==== Data shown
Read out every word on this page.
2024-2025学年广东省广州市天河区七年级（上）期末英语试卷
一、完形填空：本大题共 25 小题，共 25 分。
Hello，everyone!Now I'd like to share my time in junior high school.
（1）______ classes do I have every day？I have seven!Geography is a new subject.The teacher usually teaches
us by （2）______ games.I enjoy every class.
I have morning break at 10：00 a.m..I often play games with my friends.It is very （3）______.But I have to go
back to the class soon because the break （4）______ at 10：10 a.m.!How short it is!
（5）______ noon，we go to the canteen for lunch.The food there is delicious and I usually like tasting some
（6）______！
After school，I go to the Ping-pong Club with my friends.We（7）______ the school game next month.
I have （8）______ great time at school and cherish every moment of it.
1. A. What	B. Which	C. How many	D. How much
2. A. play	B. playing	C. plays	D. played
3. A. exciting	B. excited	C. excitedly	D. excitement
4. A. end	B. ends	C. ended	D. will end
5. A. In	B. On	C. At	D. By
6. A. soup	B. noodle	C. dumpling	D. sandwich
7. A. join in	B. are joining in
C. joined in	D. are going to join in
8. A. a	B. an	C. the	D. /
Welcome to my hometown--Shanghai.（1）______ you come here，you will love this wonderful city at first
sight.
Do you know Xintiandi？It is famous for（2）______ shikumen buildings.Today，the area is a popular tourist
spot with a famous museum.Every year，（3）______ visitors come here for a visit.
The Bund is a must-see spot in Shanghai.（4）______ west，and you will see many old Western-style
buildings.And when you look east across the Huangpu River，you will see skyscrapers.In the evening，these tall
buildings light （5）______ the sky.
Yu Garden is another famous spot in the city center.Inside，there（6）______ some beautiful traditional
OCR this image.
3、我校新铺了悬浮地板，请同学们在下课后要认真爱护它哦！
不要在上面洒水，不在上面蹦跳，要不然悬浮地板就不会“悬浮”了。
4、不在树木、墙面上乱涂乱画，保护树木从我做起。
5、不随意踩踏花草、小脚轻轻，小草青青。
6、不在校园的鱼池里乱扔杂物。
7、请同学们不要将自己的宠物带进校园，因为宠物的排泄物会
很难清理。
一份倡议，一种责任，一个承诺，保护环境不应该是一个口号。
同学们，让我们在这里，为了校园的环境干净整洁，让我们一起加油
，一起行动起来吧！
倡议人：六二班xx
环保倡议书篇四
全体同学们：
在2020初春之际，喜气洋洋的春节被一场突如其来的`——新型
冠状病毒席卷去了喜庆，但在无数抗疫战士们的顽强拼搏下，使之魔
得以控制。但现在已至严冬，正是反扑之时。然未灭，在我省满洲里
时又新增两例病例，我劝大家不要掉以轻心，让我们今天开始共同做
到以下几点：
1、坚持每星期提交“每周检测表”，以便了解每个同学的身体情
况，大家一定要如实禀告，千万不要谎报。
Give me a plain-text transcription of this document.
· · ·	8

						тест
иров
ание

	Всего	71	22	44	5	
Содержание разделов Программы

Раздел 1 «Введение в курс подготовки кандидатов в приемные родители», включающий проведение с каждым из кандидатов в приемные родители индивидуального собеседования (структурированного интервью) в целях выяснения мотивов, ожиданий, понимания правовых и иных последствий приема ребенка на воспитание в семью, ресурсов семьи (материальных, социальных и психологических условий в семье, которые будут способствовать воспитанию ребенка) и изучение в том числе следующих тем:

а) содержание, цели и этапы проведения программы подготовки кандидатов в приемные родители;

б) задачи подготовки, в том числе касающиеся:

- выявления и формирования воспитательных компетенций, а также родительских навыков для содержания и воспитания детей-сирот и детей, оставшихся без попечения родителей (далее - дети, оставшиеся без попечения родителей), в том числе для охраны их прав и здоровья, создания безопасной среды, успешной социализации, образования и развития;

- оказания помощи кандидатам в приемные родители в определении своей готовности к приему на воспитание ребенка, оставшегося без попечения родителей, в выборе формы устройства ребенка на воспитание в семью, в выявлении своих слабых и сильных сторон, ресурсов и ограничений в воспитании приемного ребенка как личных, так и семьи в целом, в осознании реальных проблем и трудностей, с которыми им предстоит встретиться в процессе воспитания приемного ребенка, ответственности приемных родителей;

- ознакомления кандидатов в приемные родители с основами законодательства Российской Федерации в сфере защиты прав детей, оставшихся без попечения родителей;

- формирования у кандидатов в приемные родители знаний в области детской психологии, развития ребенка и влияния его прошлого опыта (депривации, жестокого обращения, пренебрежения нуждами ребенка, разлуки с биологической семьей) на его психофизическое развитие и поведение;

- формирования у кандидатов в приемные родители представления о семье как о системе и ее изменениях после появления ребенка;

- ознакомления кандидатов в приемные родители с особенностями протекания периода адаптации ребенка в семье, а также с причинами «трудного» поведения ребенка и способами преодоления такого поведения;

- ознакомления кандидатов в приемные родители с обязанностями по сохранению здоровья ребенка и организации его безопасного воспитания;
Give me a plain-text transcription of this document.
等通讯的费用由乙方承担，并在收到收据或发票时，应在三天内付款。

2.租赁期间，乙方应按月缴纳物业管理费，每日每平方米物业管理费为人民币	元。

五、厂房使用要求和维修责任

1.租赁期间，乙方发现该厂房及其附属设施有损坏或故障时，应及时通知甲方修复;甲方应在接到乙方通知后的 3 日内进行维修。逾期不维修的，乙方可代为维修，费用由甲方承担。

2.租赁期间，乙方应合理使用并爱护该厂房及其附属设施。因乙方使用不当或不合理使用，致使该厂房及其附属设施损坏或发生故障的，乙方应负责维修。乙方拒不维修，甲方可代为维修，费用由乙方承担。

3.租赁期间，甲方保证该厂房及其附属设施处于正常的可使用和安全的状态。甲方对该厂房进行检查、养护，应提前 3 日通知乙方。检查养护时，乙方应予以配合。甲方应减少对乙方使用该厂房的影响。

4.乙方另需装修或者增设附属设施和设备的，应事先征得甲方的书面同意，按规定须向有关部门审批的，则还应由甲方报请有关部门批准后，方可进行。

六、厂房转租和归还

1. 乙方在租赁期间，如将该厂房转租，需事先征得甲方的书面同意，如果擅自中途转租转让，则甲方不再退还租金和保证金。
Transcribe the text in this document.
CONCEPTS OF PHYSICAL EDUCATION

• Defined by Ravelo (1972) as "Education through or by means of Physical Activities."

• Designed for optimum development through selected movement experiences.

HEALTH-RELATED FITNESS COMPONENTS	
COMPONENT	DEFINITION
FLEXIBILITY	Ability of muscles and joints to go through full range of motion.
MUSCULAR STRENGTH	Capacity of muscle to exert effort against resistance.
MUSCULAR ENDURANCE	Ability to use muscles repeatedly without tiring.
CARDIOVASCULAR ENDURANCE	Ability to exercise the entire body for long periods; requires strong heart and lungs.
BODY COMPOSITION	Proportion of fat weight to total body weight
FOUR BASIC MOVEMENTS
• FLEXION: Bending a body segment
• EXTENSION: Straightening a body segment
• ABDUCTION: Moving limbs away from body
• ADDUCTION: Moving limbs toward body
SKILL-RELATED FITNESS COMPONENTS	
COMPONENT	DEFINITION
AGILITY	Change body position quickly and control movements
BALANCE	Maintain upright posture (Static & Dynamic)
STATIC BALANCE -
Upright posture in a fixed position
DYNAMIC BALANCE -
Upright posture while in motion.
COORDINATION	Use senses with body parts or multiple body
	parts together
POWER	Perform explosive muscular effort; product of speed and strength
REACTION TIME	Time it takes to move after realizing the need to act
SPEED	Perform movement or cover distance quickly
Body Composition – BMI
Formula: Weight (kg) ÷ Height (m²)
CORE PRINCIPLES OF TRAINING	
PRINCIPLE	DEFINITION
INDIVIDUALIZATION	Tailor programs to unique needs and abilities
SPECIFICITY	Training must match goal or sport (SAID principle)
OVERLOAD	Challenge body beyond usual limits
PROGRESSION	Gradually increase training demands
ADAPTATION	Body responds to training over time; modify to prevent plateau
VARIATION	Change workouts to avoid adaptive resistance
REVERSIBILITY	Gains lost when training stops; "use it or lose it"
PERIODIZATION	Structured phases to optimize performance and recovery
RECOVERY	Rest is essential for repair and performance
========
Of all the lines above, how many contain "segment"? Give the number and nothing more.

2